*Prompt*. Check each line below for the word "title", and copy those that have it.

*Data entries*.
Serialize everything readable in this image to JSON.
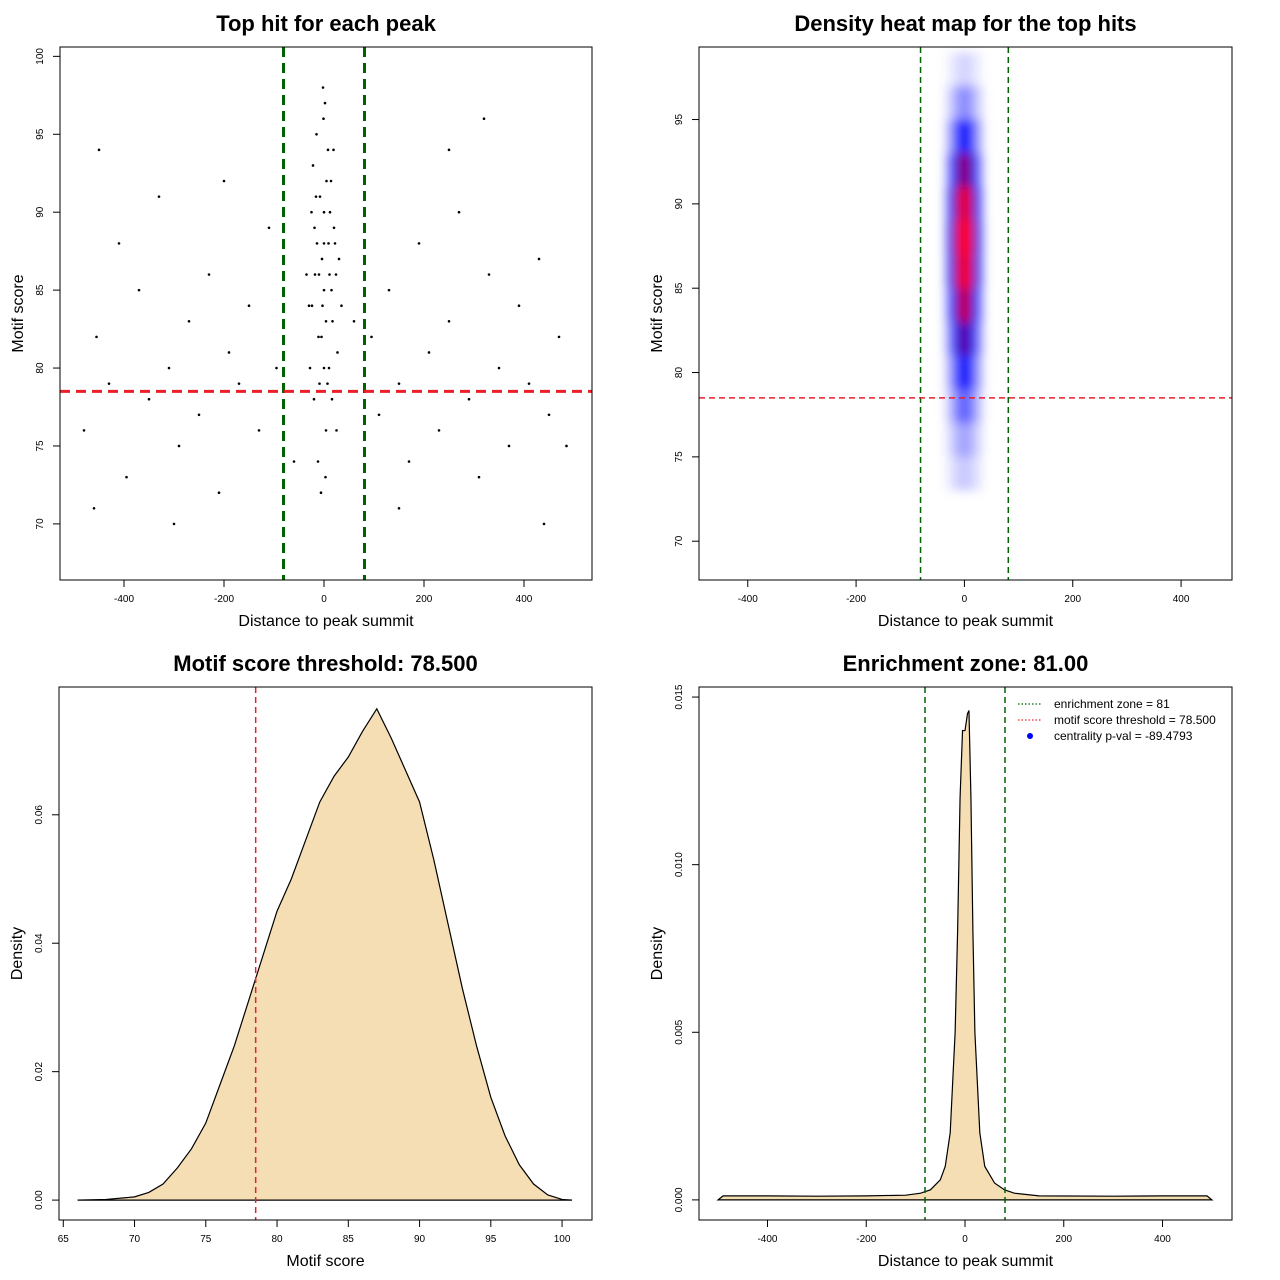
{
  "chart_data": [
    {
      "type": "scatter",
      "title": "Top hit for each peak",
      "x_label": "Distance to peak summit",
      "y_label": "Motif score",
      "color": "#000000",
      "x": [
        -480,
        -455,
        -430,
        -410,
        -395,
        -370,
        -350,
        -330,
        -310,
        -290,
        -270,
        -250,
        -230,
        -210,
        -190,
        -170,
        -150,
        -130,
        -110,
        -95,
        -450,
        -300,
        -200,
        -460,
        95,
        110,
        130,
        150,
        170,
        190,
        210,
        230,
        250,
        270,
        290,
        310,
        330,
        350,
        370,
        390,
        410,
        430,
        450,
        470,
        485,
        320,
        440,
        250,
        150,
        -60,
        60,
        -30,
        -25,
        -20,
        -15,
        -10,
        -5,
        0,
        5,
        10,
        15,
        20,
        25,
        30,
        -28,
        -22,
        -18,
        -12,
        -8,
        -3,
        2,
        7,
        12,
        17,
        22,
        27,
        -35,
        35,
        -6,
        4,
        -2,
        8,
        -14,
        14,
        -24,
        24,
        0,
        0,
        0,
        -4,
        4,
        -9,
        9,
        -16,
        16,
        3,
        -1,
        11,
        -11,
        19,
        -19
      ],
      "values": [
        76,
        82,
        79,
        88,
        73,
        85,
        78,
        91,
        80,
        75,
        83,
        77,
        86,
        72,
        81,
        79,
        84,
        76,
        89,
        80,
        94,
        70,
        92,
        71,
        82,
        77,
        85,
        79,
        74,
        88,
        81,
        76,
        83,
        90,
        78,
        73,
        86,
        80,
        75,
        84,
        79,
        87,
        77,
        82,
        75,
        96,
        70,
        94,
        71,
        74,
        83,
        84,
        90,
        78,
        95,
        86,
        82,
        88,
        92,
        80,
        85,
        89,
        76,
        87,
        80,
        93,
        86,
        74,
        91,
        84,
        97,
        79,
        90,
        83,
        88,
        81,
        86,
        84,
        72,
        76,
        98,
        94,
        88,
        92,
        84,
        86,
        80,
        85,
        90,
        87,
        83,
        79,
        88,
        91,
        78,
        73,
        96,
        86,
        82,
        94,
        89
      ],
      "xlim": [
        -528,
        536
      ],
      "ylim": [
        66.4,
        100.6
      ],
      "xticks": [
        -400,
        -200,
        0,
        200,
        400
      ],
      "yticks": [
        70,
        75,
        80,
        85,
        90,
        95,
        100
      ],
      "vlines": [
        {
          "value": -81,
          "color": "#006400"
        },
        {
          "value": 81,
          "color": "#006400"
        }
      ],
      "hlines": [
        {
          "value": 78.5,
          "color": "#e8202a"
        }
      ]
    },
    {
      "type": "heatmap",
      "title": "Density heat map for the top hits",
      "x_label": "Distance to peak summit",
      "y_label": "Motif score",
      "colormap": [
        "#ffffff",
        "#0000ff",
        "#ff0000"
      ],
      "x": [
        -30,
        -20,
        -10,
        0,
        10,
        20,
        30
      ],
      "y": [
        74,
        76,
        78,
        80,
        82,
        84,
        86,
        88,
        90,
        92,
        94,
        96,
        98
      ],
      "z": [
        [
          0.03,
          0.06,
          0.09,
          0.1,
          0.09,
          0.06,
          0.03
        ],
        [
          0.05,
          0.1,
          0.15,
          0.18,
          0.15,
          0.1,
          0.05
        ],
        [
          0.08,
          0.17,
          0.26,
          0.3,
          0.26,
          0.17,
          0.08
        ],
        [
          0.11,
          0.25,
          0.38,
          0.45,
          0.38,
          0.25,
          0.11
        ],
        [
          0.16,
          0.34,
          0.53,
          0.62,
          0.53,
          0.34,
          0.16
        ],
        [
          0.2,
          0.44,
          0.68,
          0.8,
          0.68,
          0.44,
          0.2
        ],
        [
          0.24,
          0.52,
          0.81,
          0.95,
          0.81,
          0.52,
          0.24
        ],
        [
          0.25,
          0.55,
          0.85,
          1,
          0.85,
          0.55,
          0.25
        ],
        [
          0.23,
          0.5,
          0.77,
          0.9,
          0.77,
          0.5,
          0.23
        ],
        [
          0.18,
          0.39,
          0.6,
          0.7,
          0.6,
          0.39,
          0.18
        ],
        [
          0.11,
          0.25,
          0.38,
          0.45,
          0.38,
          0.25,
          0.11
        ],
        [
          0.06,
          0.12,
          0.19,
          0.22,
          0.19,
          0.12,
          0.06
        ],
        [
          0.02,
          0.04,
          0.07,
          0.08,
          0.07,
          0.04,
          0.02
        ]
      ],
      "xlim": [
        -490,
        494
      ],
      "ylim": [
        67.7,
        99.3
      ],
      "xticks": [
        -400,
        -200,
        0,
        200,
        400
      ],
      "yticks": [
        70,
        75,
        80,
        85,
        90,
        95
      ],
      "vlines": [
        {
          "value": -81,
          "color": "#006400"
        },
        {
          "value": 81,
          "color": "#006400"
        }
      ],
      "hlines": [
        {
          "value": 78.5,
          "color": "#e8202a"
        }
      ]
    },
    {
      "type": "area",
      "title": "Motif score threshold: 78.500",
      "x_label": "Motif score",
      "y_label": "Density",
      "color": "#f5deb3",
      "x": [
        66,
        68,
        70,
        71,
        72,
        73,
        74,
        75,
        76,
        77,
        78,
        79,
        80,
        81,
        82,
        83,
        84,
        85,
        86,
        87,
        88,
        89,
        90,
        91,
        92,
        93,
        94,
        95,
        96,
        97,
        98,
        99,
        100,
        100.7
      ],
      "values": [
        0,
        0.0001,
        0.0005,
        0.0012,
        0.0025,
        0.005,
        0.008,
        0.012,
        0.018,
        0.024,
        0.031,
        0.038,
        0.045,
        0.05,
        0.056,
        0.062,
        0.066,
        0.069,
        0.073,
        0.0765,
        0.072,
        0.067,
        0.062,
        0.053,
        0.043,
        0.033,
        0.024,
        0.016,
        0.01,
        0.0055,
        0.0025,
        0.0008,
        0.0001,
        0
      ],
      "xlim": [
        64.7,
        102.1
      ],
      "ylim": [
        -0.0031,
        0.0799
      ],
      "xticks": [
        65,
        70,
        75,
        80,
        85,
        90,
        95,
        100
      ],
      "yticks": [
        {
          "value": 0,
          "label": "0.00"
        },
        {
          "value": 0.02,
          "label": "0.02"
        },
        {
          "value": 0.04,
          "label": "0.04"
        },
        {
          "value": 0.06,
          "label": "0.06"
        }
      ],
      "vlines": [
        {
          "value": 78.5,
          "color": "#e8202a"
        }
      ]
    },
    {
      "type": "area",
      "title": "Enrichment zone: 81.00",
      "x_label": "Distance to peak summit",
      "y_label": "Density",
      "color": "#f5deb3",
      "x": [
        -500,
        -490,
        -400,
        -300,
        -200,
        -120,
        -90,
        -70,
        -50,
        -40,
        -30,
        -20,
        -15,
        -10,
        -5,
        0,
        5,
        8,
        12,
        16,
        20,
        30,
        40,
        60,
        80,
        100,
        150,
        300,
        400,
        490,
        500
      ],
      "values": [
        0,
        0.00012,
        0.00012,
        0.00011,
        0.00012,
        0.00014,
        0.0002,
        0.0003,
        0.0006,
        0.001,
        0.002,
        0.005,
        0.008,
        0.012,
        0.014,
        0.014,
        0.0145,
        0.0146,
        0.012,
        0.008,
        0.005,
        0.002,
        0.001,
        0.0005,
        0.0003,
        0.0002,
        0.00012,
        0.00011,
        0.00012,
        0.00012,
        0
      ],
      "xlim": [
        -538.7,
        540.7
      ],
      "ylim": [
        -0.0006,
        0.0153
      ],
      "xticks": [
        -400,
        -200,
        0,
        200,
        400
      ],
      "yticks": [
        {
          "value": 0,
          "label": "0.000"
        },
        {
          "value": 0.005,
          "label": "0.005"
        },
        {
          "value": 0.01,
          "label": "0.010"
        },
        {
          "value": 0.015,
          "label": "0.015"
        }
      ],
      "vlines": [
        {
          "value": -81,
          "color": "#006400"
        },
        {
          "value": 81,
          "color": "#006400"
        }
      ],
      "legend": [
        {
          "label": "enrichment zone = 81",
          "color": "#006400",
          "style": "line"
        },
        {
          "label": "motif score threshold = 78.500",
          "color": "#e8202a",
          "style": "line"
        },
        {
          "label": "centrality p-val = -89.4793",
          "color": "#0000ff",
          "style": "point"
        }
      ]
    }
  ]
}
--
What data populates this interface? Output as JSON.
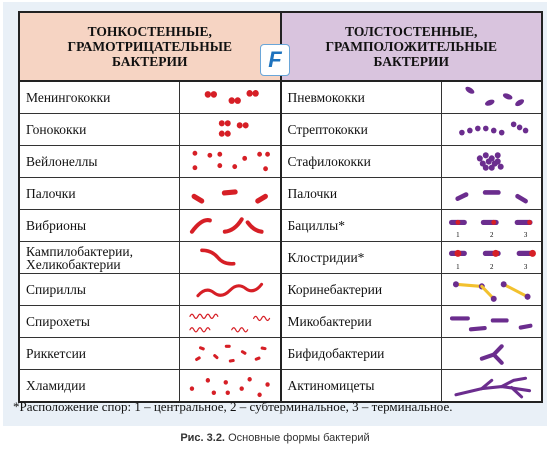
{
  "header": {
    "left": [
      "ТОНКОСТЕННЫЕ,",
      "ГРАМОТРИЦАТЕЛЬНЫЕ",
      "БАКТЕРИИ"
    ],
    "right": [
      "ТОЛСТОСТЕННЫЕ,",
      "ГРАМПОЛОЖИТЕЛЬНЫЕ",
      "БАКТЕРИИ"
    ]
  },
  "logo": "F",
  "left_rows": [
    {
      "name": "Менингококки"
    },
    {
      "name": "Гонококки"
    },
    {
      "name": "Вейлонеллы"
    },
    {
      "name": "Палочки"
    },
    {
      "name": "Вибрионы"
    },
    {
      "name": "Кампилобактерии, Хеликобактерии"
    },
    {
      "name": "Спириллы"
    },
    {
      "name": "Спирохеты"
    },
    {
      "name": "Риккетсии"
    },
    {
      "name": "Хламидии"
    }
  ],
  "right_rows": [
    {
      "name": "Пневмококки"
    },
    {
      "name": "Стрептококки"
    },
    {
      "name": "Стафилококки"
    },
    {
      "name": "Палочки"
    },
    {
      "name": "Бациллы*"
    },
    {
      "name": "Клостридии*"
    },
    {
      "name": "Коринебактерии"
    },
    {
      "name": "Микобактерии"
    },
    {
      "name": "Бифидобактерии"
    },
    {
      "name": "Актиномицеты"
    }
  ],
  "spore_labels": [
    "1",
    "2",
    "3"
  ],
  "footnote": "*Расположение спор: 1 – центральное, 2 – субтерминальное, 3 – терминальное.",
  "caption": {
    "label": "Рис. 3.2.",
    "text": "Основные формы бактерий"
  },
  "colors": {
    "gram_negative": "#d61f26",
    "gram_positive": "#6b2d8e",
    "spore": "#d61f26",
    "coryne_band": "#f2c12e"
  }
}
==
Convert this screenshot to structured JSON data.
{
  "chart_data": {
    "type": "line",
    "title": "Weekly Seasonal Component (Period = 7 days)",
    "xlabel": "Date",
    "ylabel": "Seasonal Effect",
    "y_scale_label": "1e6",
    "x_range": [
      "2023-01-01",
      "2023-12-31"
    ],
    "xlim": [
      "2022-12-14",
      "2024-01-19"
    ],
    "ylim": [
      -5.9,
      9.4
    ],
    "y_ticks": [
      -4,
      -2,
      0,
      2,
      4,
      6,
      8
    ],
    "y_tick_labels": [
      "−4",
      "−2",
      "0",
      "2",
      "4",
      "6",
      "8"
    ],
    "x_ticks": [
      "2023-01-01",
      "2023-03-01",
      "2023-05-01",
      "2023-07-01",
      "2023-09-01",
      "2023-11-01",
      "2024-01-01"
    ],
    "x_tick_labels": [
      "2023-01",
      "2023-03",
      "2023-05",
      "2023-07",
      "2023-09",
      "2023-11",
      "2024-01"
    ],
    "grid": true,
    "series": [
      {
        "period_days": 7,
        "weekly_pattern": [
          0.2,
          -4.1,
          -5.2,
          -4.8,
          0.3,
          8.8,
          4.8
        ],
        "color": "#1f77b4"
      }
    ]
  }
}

*Written solution*.
      "title": "Top hit for each peak",
      "title": "Density heat map for the top hits",
      "title": "Motif score threshold: 78.500",
      "title": "Enrichment zone: 81.00",
    "title": "Weekly Seasonal Component (Period = 7 days)",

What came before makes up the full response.